> [Data provided]
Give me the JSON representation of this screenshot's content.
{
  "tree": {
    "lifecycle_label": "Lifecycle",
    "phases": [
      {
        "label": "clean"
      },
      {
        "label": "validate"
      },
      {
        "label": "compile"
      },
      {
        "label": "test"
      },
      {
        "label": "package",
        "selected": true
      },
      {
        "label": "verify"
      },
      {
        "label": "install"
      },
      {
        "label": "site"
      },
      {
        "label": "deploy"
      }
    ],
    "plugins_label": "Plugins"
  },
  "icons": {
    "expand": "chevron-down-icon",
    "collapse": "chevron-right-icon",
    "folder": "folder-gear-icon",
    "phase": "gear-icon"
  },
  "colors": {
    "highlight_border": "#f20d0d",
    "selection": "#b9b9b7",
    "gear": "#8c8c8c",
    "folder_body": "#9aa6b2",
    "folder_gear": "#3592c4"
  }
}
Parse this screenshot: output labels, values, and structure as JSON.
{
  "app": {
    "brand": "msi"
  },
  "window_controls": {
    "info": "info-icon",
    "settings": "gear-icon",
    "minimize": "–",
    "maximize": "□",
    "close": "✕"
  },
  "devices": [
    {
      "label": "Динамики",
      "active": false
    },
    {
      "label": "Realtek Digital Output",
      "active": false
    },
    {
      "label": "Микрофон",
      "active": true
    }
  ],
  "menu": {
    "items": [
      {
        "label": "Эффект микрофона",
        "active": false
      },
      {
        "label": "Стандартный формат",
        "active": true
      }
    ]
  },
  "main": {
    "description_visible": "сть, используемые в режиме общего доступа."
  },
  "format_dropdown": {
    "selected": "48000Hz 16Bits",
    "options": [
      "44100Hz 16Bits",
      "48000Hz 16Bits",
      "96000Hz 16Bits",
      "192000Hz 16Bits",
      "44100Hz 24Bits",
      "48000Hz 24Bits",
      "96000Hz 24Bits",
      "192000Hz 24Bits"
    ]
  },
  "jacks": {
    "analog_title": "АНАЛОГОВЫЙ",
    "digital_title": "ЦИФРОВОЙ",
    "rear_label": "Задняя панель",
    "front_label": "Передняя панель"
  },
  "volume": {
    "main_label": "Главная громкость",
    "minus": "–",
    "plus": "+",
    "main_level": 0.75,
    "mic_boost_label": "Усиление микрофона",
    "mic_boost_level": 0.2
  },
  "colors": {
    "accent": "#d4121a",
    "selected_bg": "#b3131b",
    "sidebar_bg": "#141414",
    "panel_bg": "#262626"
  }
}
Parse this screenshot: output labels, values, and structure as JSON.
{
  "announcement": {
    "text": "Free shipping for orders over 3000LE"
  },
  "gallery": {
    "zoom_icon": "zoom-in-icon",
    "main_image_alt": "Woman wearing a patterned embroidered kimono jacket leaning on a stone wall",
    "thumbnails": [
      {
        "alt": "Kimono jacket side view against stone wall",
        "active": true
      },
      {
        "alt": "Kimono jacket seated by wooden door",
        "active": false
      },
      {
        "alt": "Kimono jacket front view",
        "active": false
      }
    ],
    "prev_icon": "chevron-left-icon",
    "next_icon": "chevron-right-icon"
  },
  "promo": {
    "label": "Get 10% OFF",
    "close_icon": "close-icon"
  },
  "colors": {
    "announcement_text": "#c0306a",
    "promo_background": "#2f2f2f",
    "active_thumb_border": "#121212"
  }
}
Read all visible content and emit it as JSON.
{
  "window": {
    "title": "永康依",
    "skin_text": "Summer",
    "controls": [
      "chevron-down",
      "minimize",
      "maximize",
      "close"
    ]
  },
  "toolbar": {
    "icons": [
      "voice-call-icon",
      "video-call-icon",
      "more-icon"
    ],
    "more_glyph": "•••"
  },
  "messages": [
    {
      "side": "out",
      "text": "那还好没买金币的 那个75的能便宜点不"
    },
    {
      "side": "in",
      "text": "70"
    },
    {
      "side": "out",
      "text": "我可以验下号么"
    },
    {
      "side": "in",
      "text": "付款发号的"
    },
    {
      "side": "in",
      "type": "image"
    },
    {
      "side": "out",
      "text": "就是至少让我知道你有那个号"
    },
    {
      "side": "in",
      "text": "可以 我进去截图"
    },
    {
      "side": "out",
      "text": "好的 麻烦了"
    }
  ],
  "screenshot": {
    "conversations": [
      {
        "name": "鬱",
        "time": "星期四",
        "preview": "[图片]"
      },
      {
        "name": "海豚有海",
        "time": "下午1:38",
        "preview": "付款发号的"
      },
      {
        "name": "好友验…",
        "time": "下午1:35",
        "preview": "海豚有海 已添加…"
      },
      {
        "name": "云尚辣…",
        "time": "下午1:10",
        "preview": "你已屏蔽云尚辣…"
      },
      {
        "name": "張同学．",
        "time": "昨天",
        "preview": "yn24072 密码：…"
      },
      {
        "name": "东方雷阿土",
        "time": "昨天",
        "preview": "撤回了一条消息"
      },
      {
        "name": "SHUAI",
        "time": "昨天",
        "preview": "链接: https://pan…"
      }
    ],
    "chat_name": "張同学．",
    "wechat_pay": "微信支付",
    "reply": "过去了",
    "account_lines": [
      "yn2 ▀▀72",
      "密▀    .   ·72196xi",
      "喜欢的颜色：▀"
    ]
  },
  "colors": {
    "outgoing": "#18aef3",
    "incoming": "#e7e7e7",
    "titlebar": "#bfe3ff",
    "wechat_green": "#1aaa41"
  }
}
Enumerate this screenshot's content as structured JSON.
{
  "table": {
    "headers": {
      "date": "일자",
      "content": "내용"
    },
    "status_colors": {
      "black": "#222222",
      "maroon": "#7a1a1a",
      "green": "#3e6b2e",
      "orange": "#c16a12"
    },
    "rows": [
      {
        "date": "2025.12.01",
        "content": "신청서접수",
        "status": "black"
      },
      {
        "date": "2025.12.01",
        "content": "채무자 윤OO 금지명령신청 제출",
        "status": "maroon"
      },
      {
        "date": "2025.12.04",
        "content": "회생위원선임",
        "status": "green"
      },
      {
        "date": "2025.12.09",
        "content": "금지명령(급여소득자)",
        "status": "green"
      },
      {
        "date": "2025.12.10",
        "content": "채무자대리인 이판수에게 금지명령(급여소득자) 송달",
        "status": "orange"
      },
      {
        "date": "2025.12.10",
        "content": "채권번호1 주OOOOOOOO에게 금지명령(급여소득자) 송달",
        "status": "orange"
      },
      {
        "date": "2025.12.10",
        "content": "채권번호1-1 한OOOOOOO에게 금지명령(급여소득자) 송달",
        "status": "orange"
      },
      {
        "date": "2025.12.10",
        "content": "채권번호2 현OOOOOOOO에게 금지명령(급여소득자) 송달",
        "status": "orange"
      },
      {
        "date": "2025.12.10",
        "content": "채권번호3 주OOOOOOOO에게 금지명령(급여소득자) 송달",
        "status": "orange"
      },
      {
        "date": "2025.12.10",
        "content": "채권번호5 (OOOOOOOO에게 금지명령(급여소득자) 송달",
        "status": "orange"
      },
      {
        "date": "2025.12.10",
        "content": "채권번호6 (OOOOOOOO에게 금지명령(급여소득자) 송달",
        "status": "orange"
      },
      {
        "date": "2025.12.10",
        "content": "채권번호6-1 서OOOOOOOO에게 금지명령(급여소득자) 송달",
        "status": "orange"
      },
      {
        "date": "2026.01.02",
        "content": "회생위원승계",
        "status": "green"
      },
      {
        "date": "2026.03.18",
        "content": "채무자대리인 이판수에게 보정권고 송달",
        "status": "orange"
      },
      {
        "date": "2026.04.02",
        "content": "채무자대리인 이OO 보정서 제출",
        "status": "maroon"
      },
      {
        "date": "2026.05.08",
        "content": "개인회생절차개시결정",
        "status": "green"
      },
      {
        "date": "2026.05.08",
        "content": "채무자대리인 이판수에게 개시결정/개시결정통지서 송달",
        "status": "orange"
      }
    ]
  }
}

> [Directions for this task] Set every line of the listing down word for word.

> [Full solution]
Give me the JSON representation of this screenshot's content.
{
  "tree": {
    "lifecycle_label": "Lifecycle",
    "phases": [
      {
        "label": "clean"
      },
      {
        "label": "validate"
      },
      {
        "label": "compile"
      },
      {
        "label": "test"
      },
      {
        "label": "package",
        "selected": true
      },
      {
        "label": "verify"
      },
      {
        "label": "install"
      },
      {
        "label": "site"
      },
      {
        "label": "deploy"
      }
    ],
    "plugins_label": "Plugins"
  },
  "icons": {
    "expand": "chevron-down-icon",
    "collapse": "chevron-right-icon",
    "folder": "folder-gear-icon",
    "phase": "gear-icon"
  },
  "colors": {
    "highlight_border": "#f20d0d",
    "selection": "#b9b9b7",
    "gear": "#8c8c8c",
    "folder_body": "#9aa6b2",
    "folder_gear": "#3592c4"
  }
}
Parse this screenshot: output labels, values, and structure as JSON.
{
  "app": {
    "brand": "msi"
  },
  "window_controls": {
    "info": "info-icon",
    "settings": "gear-icon",
    "minimize": "–",
    "maximize": "□",
    "close": "✕"
  },
  "devices": [
    {
      "label": "Динамики",
      "active": false
    },
    {
      "label": "Realtek Digital Output",
      "active": false
    },
    {
      "label": "Микрофон",
      "active": true
    }
  ],
  "menu": {
    "items": [
      {
        "label": "Эффект микрофона",
        "active": false
      },
      {
        "label": "Стандартный формат",
        "active": true
      }
    ]
  },
  "main": {
    "description_visible": "сть, используемые в режиме общего доступа."
  },
  "format_dropdown": {
    "selected": "48000Hz 16Bits",
    "options": [
      "44100Hz 16Bits",
      "48000Hz 16Bits",
      "96000Hz 16Bits",
      "192000Hz 16Bits",
      "44100Hz 24Bits",
      "48000Hz 24Bits",
      "96000Hz 24Bits",
      "192000Hz 24Bits"
    ]
  },
  "jacks": {
    "analog_title": "АНАЛОГОВЫЙ",
    "digital_title": "ЦИФРОВОЙ",
    "rear_label": "Задняя панель",
    "front_label": "Передняя панель"
  },
  "volume": {
    "main_label": "Главная громкость",
    "minus": "–",
    "plus": "+",
    "main_level": 0.75,
    "mic_boost_label": "Усиление микрофона",
    "mic_boost_level": 0.2
  },
  "colors": {
    "accent": "#d4121a",
    "selected_bg": "#b3131b",
    "sidebar_bg": "#141414",
    "panel_bg": "#262626"
  }
}
Parse this screenshot: output labels, values, and structure as JSON.
{
  "announcement": {
    "text": "Free shipping for orders over 3000LE"
  },
  "gallery": {
    "zoom_icon": "zoom-in-icon",
    "main_image_alt": "Woman wearing a patterned embroidered kimono jacket leaning on a stone wall",
    "thumbnails": [
      {
        "alt": "Kimono jacket side view against stone wall",
        "active": true
      },
      {
        "alt": "Kimono jacket seated by wooden door",
        "active": false
      },
      {
        "alt": "Kimono jacket front view",
        "active": false
      }
    ],
    "prev_icon": "chevron-left-icon",
    "next_icon": "chevron-right-icon"
  },
  "promo": {
    "label": "Get 10% OFF",
    "close_icon": "close-icon"
  },
  "colors": {
    "announcement_text": "#c0306a",
    "promo_background": "#2f2f2f",
    "active_thumb_border": "#121212"
  }
}
Read all visible content and emit it as JSON.
{
  "window": {
    "title": "永康依",
    "skin_text": "Summer",
    "controls": [
      "chevron-down",
      "minimize",
      "maximize",
      "close"
    ]
  },
  "toolbar": {
    "icons": [
      "voice-call-icon",
      "video-call-icon",
      "more-icon"
    ],
    "more_glyph": "•••"
  },
  "messages": [
    {
      "side": "out",
      "text": "那还好没买金币的 那个75的能便宜点不"
    },
    {
      "side": "in",
      "text": "70"
    },
    {
      "side": "out",
      "text": "我可以验下号么"
    },
    {
      "side": "in",
      "text": "付款发号的"
    },
    {
      "side": "in",
      "type": "image"
    },
    {
      "side": "out",
      "text": "就是至少让我知道你有那个号"
    },
    {
      "side": "in",
      "text": "可以 我进去截图"
    },
    {
      "side": "out",
      "text": "好的 麻烦了"
    }
  ],
  "screenshot": {
    "conversations": [
      {
        "name": "鬱",
        "time": "星期四",
        "preview": "[图片]"
      },
      {
        "name": "海豚有海",
        "time": "下午1:38",
        "preview": "付款发号的"
      },
      {
        "name": "好友验…",
        "time": "下午1:35",
        "preview": "海豚有海 已添加…"
      },
      {
        "name": "云尚辣…",
        "time": "下午1:10",
        "preview": "你已屏蔽云尚辣…"
      },
      {
        "name": "張同学．",
        "time": "昨天",
        "preview": "yn24072 密码：…"
      },
      {
        "name": "东方雷阿土",
        "time": "昨天",
        "preview": "撤回了一条消息"
      },
      {
        "name": "SHUAI",
        "time": "昨天",
        "preview": "链接: https://pan…"
      }
    ],
    "chat_name": "張同学．",
    "wechat_pay": "微信支付",
    "reply": "过去了",
    "account_lines": [
      "yn2 ▀▀72",
      "密▀    .   ·72196xi",
      "喜欢的颜色：▀"
    ]
  },
  "colors": {
    "outgoing": "#18aef3",
    "incoming": "#e7e7e7",
    "titlebar": "#bfe3ff",
    "wechat_green": "#1aaa41"
  }
}
Enumerate this screenshot's content as structured JSON.
{
  "table": {
    "headers": {
      "date": "일자",
      "content": "내용"
    },
    "status_colors": {
      "black": "#222222",
      "maroon": "#7a1a1a",
      "green": "#3e6b2e",
      "orange": "#c16a12"
    },
    "rows": [
      {
        "date": "2025.12.01",
        "content": "신청서접수",
        "status": "black"
      },
      {
        "date": "2025.12.01",
        "content": "채무자 윤OO 금지명령신청 제출",
        "status": "maroon"
      },
      {
        "date": "2025.12.04",
        "content": "회생위원선임",
        "status": "green"
      },
      {
        "date": "2025.12.09",
        "content": "금지명령(급여소득자)",
        "status": "green"
      },
      {
        "date": "2025.12.10",
        "content": "채무자대리인 이판수에게 금지명령(급여소득자) 송달",
        "status": "orange"
      },
      {
        "date": "2025.12.10",
        "content": "채권번호1 주OOOOOOOO에게 금지명령(급여소득자) 송달",
        "status": "orange"
      },
      {
        "date": "2025.12.10",
        "content": "채권번호1-1 한OOOOOOO에게 금지명령(급여소득자) 송달",
        "status": "orange"
      },
      {
        "date": "2025.12.10",
        "content": "채권번호2 현OOOOOOOO에게 금지명령(급여소득자) 송달",
        "status": "orange"
      },
      {
        "date": "2025.12.10",
        "content": "채권번호3 주OOOOOOOO에게 금지명령(급여소득자) 송달",
        "status": "orange"
      },
      {
        "date": "2025.12.10",
        "content": "채권번호5 (OOOOOOOO에게 금지명령(급여소득자) 송달",
        "status": "orange"
      },
      {
        "date": "2025.12.10",
        "content": "채권번호6 (OOOOOOOO에게 금지명령(급여소득자) 송달",
        "status": "orange"
      },
      {
        "date": "2025.12.10",
        "content": "채권번호6-1 서OOOOOOOO에게 금지명령(급여소득자) 송달",
        "status": "orange"
      },
      {
        "date": "2026.01.02",
        "content": "회생위원승계",
        "status": "green"
      },
      {
        "date": "2026.03.18",
        "content": "채무자대리인 이판수에게 보정권고 송달",
        "status": "orange"
      },
      {
        "date": "2026.04.02",
        "content": "채무자대리인 이OO 보정서 제출",
        "status": "maroon"
      },
      {
        "date": "2026.05.08",
        "content": "개인회생절차개시결정",
        "status": "green"
      },
      {
        "date": "2026.05.08",
        "content": "채무자대리인 이판수에게 개시결정/개시결정통지서 송달",
        "status": "orange"
      }
    ]
  }
}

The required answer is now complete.